# [What is required]
Extract each line containing the string "watermark".

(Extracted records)
===

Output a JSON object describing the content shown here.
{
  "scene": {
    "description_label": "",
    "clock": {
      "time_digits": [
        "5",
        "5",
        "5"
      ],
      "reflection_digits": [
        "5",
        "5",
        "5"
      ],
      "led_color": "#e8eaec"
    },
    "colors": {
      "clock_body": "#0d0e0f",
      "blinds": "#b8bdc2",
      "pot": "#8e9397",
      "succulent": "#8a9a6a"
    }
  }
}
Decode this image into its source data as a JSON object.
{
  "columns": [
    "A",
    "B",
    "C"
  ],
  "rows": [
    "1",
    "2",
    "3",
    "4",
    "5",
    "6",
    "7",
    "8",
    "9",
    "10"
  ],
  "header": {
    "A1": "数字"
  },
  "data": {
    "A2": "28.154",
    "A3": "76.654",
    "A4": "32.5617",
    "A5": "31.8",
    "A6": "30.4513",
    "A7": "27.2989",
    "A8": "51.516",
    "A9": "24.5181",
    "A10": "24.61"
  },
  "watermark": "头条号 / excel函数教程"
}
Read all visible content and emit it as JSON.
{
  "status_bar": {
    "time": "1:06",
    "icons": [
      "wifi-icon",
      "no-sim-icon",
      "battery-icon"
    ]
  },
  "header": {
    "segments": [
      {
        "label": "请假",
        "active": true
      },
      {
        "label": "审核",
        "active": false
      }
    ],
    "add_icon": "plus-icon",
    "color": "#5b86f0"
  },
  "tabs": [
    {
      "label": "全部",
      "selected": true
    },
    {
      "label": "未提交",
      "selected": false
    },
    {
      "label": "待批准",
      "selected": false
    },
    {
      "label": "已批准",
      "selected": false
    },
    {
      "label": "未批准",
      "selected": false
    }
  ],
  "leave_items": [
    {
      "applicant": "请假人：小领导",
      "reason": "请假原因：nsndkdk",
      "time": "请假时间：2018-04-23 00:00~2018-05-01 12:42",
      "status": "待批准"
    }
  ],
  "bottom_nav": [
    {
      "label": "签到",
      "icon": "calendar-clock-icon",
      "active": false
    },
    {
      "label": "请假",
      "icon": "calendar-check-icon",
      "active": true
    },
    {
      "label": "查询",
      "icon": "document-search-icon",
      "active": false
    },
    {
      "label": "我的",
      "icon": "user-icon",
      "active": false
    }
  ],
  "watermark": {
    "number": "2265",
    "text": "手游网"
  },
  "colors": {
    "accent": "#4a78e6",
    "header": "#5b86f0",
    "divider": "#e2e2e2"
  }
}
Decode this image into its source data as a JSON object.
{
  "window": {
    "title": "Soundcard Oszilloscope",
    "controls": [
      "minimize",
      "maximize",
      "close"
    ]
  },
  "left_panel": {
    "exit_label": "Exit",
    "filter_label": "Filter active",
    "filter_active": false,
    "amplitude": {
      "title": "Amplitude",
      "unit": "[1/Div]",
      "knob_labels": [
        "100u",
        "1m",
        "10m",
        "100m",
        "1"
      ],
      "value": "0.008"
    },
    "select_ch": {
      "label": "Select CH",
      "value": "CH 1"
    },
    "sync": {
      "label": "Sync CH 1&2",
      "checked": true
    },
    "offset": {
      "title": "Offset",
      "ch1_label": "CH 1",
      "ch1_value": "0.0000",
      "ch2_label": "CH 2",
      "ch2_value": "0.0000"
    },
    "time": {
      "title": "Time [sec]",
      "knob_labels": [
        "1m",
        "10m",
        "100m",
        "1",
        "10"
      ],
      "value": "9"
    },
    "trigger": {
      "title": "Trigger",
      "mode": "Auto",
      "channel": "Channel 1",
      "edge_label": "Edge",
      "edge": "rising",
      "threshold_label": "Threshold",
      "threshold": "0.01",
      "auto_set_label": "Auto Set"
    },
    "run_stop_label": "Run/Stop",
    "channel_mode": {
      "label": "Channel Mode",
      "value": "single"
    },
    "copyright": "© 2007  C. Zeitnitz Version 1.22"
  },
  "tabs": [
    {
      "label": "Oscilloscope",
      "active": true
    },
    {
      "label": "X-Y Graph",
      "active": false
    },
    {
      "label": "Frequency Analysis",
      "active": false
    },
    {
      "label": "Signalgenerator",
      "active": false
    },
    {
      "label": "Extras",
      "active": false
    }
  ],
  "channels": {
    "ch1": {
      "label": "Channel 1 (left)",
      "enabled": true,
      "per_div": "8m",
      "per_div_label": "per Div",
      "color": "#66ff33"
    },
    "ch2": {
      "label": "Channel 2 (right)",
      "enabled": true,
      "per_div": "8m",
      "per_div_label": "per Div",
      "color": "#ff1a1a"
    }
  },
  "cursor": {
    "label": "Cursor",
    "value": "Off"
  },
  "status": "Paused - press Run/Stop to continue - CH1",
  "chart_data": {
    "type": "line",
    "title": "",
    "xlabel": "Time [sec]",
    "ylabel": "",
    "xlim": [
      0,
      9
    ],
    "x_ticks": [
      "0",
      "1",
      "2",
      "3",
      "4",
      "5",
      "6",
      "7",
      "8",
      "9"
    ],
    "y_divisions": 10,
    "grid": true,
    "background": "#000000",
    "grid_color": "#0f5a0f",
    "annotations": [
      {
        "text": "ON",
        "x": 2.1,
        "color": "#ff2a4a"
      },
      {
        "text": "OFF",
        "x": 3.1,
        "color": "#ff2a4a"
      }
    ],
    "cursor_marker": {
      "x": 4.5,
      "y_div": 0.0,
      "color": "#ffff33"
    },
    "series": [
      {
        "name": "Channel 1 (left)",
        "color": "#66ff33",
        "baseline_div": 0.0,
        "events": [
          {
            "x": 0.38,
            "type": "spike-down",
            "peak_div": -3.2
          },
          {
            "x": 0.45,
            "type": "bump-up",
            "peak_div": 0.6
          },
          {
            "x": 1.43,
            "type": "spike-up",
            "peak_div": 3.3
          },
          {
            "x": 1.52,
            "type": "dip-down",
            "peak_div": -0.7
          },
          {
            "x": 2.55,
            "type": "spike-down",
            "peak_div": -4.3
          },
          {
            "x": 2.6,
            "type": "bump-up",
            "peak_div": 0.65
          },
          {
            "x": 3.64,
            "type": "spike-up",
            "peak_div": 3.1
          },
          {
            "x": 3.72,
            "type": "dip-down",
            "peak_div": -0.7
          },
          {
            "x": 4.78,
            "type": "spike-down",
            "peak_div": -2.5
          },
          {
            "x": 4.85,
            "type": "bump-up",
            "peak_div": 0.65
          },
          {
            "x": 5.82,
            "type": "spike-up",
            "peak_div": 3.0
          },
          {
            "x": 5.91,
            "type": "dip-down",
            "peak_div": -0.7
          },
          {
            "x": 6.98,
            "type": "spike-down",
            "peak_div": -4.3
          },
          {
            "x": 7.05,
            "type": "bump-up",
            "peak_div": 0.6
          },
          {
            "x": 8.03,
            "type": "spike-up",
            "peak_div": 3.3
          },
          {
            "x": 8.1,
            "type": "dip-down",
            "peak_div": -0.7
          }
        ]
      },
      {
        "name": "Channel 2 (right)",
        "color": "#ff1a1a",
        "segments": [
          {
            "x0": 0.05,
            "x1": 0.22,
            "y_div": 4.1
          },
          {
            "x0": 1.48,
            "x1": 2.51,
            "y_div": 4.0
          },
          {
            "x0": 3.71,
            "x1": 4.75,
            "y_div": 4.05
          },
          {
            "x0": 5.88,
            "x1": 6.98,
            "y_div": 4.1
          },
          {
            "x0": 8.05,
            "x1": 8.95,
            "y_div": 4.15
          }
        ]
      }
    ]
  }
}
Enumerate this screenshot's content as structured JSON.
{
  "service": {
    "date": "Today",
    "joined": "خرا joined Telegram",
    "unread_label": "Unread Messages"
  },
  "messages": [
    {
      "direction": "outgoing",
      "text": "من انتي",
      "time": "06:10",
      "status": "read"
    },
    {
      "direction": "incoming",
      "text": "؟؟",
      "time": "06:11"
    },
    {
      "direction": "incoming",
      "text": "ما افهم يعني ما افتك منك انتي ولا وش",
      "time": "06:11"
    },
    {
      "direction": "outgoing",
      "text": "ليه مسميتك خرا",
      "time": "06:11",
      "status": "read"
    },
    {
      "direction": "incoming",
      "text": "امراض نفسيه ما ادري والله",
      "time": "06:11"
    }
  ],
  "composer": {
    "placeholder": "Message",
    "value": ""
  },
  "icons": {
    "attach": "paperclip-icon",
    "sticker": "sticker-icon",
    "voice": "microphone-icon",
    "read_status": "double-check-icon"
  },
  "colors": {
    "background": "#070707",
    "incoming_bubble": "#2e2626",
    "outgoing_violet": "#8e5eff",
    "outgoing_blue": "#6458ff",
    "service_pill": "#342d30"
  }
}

===

# [Task response]
  "watermark": "头条号 / excel函数教程"
  "watermark": {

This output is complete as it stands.